TASK DETAILS: Spot each line in the records below where the word "this" occurs, then copy it.
□ □ □ □ □
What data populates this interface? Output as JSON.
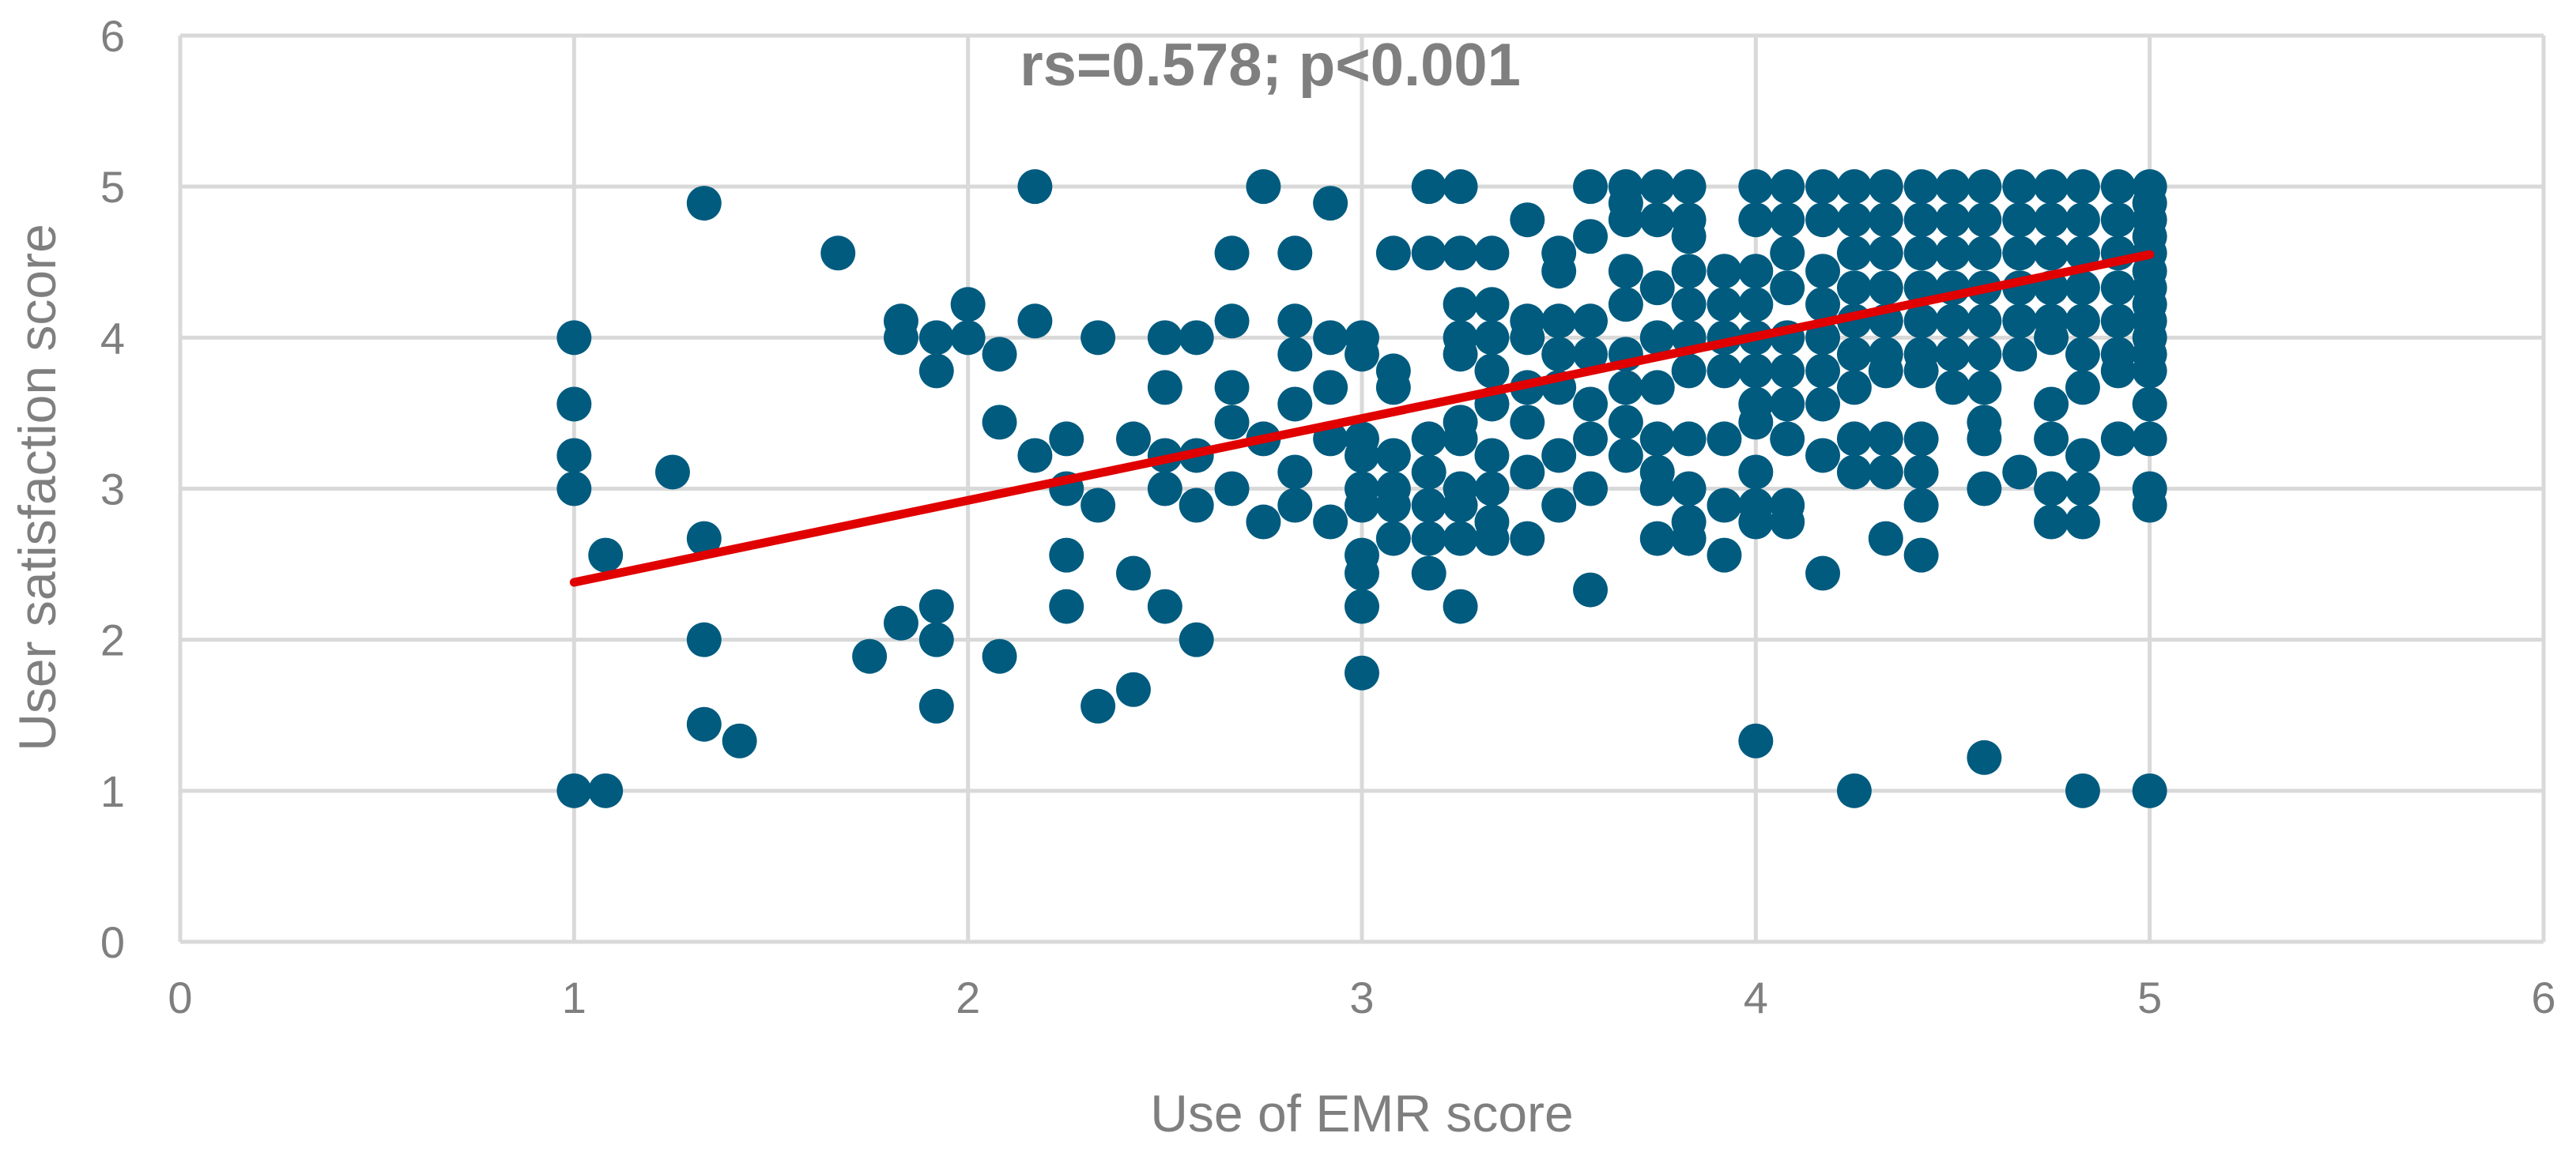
{
  "chart_data": {
    "type": "scatter",
    "title": "",
    "annotation": "rs=0.578; p<0.001",
    "xlabel": "Use of EMR score",
    "ylabel": "User satisfaction score",
    "xlim": [
      0,
      6
    ],
    "ylim": [
      0,
      6
    ],
    "xticks": [
      "0",
      "1",
      "2",
      "3",
      "4",
      "5",
      "6"
    ],
    "yticks": [
      "0",
      "1",
      "2",
      "3",
      "4",
      "5",
      "6"
    ],
    "grid": true,
    "legend": "none",
    "colors": {
      "points": "#005b7f",
      "trendline": "#e00000",
      "grid": "#d9d9d9",
      "text": "#7f7f7f"
    },
    "trendline": {
      "x": [
        1,
        5
      ],
      "y": [
        2.38,
        4.55
      ]
    },
    "points": [
      [
        1,
        4
      ],
      [
        1,
        3.56
      ],
      [
        1,
        3.22
      ],
      [
        1,
        3
      ],
      [
        1,
        1
      ],
      [
        1.08,
        2.56
      ],
      [
        1.08,
        1
      ],
      [
        1.25,
        3.11
      ],
      [
        1.33,
        4.89
      ],
      [
        1.33,
        2.67
      ],
      [
        1.33,
        2
      ],
      [
        1.33,
        1.44
      ],
      [
        1.42,
        1.33
      ],
      [
        1.67,
        4.56
      ],
      [
        1.75,
        1.89
      ],
      [
        1.83,
        4.11
      ],
      [
        1.83,
        4
      ],
      [
        1.83,
        2.11
      ],
      [
        1.92,
        4
      ],
      [
        1.92,
        3.78
      ],
      [
        1.92,
        2.22
      ],
      [
        1.92,
        2
      ],
      [
        1.92,
        1.56
      ],
      [
        2,
        4.22
      ],
      [
        2,
        4
      ],
      [
        2.08,
        3.89
      ],
      [
        2.08,
        3.44
      ],
      [
        2.08,
        1.89
      ],
      [
        2.17,
        5
      ],
      [
        2.17,
        4.11
      ],
      [
        2.17,
        3.22
      ],
      [
        2.25,
        3.33
      ],
      [
        2.25,
        3
      ],
      [
        2.25,
        2.56
      ],
      [
        2.25,
        2.22
      ],
      [
        2.33,
        4
      ],
      [
        2.33,
        2.89
      ],
      [
        2.33,
        1.56
      ],
      [
        2.42,
        3.33
      ],
      [
        2.42,
        2.44
      ],
      [
        2.42,
        1.67
      ],
      [
        2.5,
        4
      ],
      [
        2.5,
        3.67
      ],
      [
        2.5,
        3.22
      ],
      [
        2.5,
        3
      ],
      [
        2.5,
        2.22
      ],
      [
        2.58,
        4
      ],
      [
        2.58,
        3.22
      ],
      [
        2.58,
        2.89
      ],
      [
        2.58,
        2
      ],
      [
        2.67,
        4.56
      ],
      [
        2.67,
        4.11
      ],
      [
        2.67,
        3.67
      ],
      [
        2.67,
        3.44
      ],
      [
        2.67,
        3
      ],
      [
        2.75,
        5
      ],
      [
        2.75,
        3.33
      ],
      [
        2.75,
        2.78
      ],
      [
        2.83,
        4.56
      ],
      [
        2.83,
        4.11
      ],
      [
        2.83,
        3.89
      ],
      [
        2.83,
        3.56
      ],
      [
        2.83,
        3.11
      ],
      [
        2.83,
        2.89
      ],
      [
        2.92,
        4.89
      ],
      [
        2.92,
        4
      ],
      [
        2.92,
        3.67
      ],
      [
        2.92,
        3.33
      ],
      [
        2.92,
        2.78
      ],
      [
        3,
        4
      ],
      [
        3,
        3.89
      ],
      [
        3,
        3.33
      ],
      [
        3,
        3.22
      ],
      [
        3,
        3
      ],
      [
        3,
        2.89
      ],
      [
        3,
        2.56
      ],
      [
        3,
        2.44
      ],
      [
        3,
        2.22
      ],
      [
        3,
        1.78
      ],
      [
        3.08,
        4.56
      ],
      [
        3.08,
        3.78
      ],
      [
        3.08,
        3.67
      ],
      [
        3.08,
        3.22
      ],
      [
        3.08,
        3
      ],
      [
        3.08,
        2.89
      ],
      [
        3.08,
        2.67
      ],
      [
        3.17,
        5
      ],
      [
        3.17,
        4.56
      ],
      [
        3.17,
        3.33
      ],
      [
        3.17,
        3.11
      ],
      [
        3.17,
        2.89
      ],
      [
        3.17,
        2.67
      ],
      [
        3.17,
        2.44
      ],
      [
        3.25,
        5
      ],
      [
        3.25,
        4.56
      ],
      [
        3.25,
        4.22
      ],
      [
        3.25,
        4
      ],
      [
        3.25,
        3.89
      ],
      [
        3.25,
        3.44
      ],
      [
        3.25,
        3.33
      ],
      [
        3.25,
        3
      ],
      [
        3.25,
        2.89
      ],
      [
        3.25,
        2.67
      ],
      [
        3.25,
        2.22
      ],
      [
        3.33,
        4.56
      ],
      [
        3.33,
        4.22
      ],
      [
        3.33,
        4
      ],
      [
        3.33,
        3.78
      ],
      [
        3.33,
        3.56
      ],
      [
        3.33,
        3.22
      ],
      [
        3.33,
        3
      ],
      [
        3.33,
        2.78
      ],
      [
        3.33,
        2.67
      ],
      [
        3.42,
        4.78
      ],
      [
        3.42,
        4.11
      ],
      [
        3.42,
        4
      ],
      [
        3.42,
        3.67
      ],
      [
        3.42,
        3.44
      ],
      [
        3.42,
        3.11
      ],
      [
        3.42,
        2.67
      ],
      [
        3.5,
        4.56
      ],
      [
        3.5,
        4.44
      ],
      [
        3.5,
        4.11
      ],
      [
        3.5,
        3.89
      ],
      [
        3.5,
        3.67
      ],
      [
        3.5,
        3.22
      ],
      [
        3.5,
        2.89
      ],
      [
        3.58,
        5
      ],
      [
        3.58,
        4.67
      ],
      [
        3.58,
        4.11
      ],
      [
        3.58,
        3.89
      ],
      [
        3.58,
        3.56
      ],
      [
        3.58,
        3.33
      ],
      [
        3.58,
        3
      ],
      [
        3.58,
        2.33
      ],
      [
        3.67,
        5
      ],
      [
        3.67,
        4.89
      ],
      [
        3.67,
        4.78
      ],
      [
        3.67,
        4.44
      ],
      [
        3.67,
        4.22
      ],
      [
        3.67,
        3.89
      ],
      [
        3.67,
        3.67
      ],
      [
        3.67,
        3.44
      ],
      [
        3.67,
        3.22
      ],
      [
        3.75,
        5
      ],
      [
        3.75,
        4.78
      ],
      [
        3.75,
        4.33
      ],
      [
        3.75,
        4
      ],
      [
        3.75,
        3.67
      ],
      [
        3.75,
        3.33
      ],
      [
        3.75,
        3.11
      ],
      [
        3.75,
        3
      ],
      [
        3.75,
        2.67
      ],
      [
        3.83,
        5
      ],
      [
        3.83,
        4.78
      ],
      [
        3.83,
        4.67
      ],
      [
        3.83,
        4.44
      ],
      [
        3.83,
        4.22
      ],
      [
        3.83,
        4
      ],
      [
        3.83,
        3.78
      ],
      [
        3.83,
        3.33
      ],
      [
        3.83,
        3
      ],
      [
        3.83,
        2.78
      ],
      [
        3.83,
        2.67
      ],
      [
        3.92,
        4.44
      ],
      [
        3.92,
        4.22
      ],
      [
        3.92,
        4
      ],
      [
        3.92,
        3.78
      ],
      [
        3.92,
        3.33
      ],
      [
        3.92,
        2.89
      ],
      [
        3.92,
        2.56
      ],
      [
        4,
        5
      ],
      [
        4,
        4.78
      ],
      [
        4,
        4.44
      ],
      [
        4,
        4.22
      ],
      [
        4,
        4
      ],
      [
        4,
        3.78
      ],
      [
        4,
        3.56
      ],
      [
        4,
        3.44
      ],
      [
        4,
        3.11
      ],
      [
        4,
        2.89
      ],
      [
        4,
        2.78
      ],
      [
        4,
        1.33
      ],
      [
        4.08,
        5
      ],
      [
        4.08,
        4.78
      ],
      [
        4.08,
        4.56
      ],
      [
        4.08,
        4.33
      ],
      [
        4.08,
        4
      ],
      [
        4.08,
        3.78
      ],
      [
        4.08,
        3.56
      ],
      [
        4.08,
        3.33
      ],
      [
        4.08,
        2.89
      ],
      [
        4.08,
        2.78
      ],
      [
        4.17,
        5
      ],
      [
        4.17,
        4.78
      ],
      [
        4.17,
        4.44
      ],
      [
        4.17,
        4.22
      ],
      [
        4.17,
        4
      ],
      [
        4.17,
        3.78
      ],
      [
        4.17,
        3.56
      ],
      [
        4.17,
        3.22
      ],
      [
        4.17,
        2.44
      ],
      [
        4.25,
        5
      ],
      [
        4.25,
        4.78
      ],
      [
        4.25,
        4.56
      ],
      [
        4.25,
        4.33
      ],
      [
        4.25,
        4.11
      ],
      [
        4.25,
        3.89
      ],
      [
        4.25,
        3.67
      ],
      [
        4.25,
        3.33
      ],
      [
        4.25,
        3.11
      ],
      [
        4.25,
        1
      ],
      [
        4.33,
        5
      ],
      [
        4.33,
        4.78
      ],
      [
        4.33,
        4.56
      ],
      [
        4.33,
        4.33
      ],
      [
        4.33,
        4.11
      ],
      [
        4.33,
        3.89
      ],
      [
        4.33,
        3.78
      ],
      [
        4.33,
        3.33
      ],
      [
        4.33,
        3.11
      ],
      [
        4.33,
        2.67
      ],
      [
        4.42,
        5
      ],
      [
        4.42,
        4.78
      ],
      [
        4.42,
        4.56
      ],
      [
        4.42,
        4.33
      ],
      [
        4.42,
        4.11
      ],
      [
        4.42,
        3.89
      ],
      [
        4.42,
        3.78
      ],
      [
        4.42,
        3.33
      ],
      [
        4.42,
        3.11
      ],
      [
        4.42,
        2.89
      ],
      [
        4.42,
        2.56
      ],
      [
        4.5,
        5
      ],
      [
        4.5,
        4.78
      ],
      [
        4.5,
        4.56
      ],
      [
        4.5,
        4.33
      ],
      [
        4.5,
        4.11
      ],
      [
        4.5,
        3.89
      ],
      [
        4.5,
        3.67
      ],
      [
        4.58,
        5
      ],
      [
        4.58,
        4.78
      ],
      [
        4.58,
        4.56
      ],
      [
        4.58,
        4.33
      ],
      [
        4.58,
        4.11
      ],
      [
        4.58,
        3.89
      ],
      [
        4.58,
        3.67
      ],
      [
        4.58,
        3.44
      ],
      [
        4.58,
        3.33
      ],
      [
        4.58,
        3
      ],
      [
        4.58,
        1.22
      ],
      [
        4.67,
        5
      ],
      [
        4.67,
        4.78
      ],
      [
        4.67,
        4.56
      ],
      [
        4.67,
        4.33
      ],
      [
        4.67,
        4.11
      ],
      [
        4.67,
        3.89
      ],
      [
        4.67,
        3.11
      ],
      [
        4.75,
        5
      ],
      [
        4.75,
        4.78
      ],
      [
        4.75,
        4.56
      ],
      [
        4.75,
        4.33
      ],
      [
        4.75,
        4.11
      ],
      [
        4.75,
        4
      ],
      [
        4.75,
        3.56
      ],
      [
        4.75,
        3.33
      ],
      [
        4.75,
        3
      ],
      [
        4.75,
        2.78
      ],
      [
        4.83,
        5
      ],
      [
        4.83,
        4.78
      ],
      [
        4.83,
        4.56
      ],
      [
        4.83,
        4.33
      ],
      [
        4.83,
        4.11
      ],
      [
        4.83,
        3.89
      ],
      [
        4.83,
        3.67
      ],
      [
        4.83,
        3.22
      ],
      [
        4.83,
        3
      ],
      [
        4.83,
        2.78
      ],
      [
        4.83,
        1
      ],
      [
        4.92,
        5
      ],
      [
        4.92,
        4.78
      ],
      [
        4.92,
        4.56
      ],
      [
        4.92,
        4.33
      ],
      [
        4.92,
        4.11
      ],
      [
        4.92,
        3.89
      ],
      [
        4.92,
        3.78
      ],
      [
        4.92,
        3.33
      ],
      [
        5,
        5
      ],
      [
        5,
        4.89
      ],
      [
        5,
        4.78
      ],
      [
        5,
        4.67
      ],
      [
        5,
        4.56
      ],
      [
        5,
        4.44
      ],
      [
        5,
        4.33
      ],
      [
        5,
        4.22
      ],
      [
        5,
        4.11
      ],
      [
        5,
        4
      ],
      [
        5,
        3.89
      ],
      [
        5,
        3.78
      ],
      [
        5,
        3.56
      ],
      [
        5,
        3.33
      ],
      [
        5,
        3
      ],
      [
        5,
        2.89
      ],
      [
        5,
        1
      ]
    ]
  }
}
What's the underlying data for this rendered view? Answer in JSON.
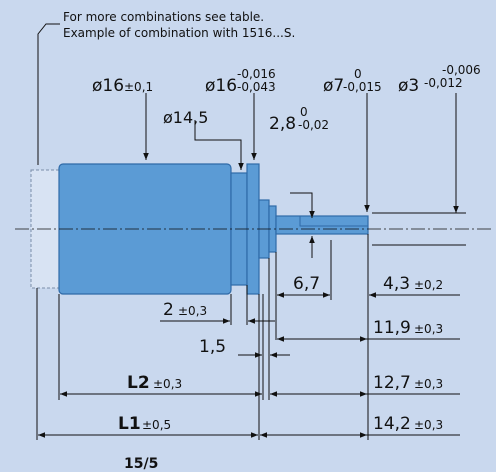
{
  "note": {
    "line1": "For more combinations see table.",
    "line2": "Example of combination with 1516...S."
  },
  "labels": {
    "d16_main": "ø16",
    "d16_tol": "±0,1",
    "d16b_main": "ø16",
    "d16b_tol_upper": "-0,016",
    "d16b_tol_lower": "-0,043",
    "d7_main": "ø7",
    "d7_tol_upper": "0",
    "d7_tol_lower": "-0,015",
    "d3_main": "ø3",
    "d3_tol_upper": "-0,006",
    "d3_tol_lower": "-0,012",
    "d14_5": "ø14,5",
    "d2_8_main": "2,8",
    "d2_8_tol_upper": "0",
    "d2_8_tol_lower": "-0,02",
    "dim_6_7": "6,7",
    "dim_4_3_main": "4,3",
    "dim_4_3_tol": "±0,2",
    "dim_2_main": "2",
    "dim_2_tol": "±0,3",
    "dim_11_9_main": "11,9",
    "dim_11_9_tol": "±0,3",
    "dim_1_5": "1,5",
    "dim_l2_main": "L2",
    "dim_l2_tol": "±0,3",
    "dim_12_7_main": "12,7",
    "dim_12_7_tol": "±0,3",
    "dim_l1_main": "L1",
    "dim_l1_tol": "±0,5",
    "dim_14_2_main": "14,2",
    "dim_14_2_tol": "±0,3"
  },
  "caption": "15/5",
  "colors": {
    "background": "#c9d8ee",
    "motor_body": "#5b9bd5",
    "motor_stroke": "#2f6aa8",
    "line": "#111111"
  }
}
□ □ □ □ □
CORRECT OUTPUT:
What data populates this interface? Output as JSON.
What's the underlying data for this rendered view? Answer in JSON.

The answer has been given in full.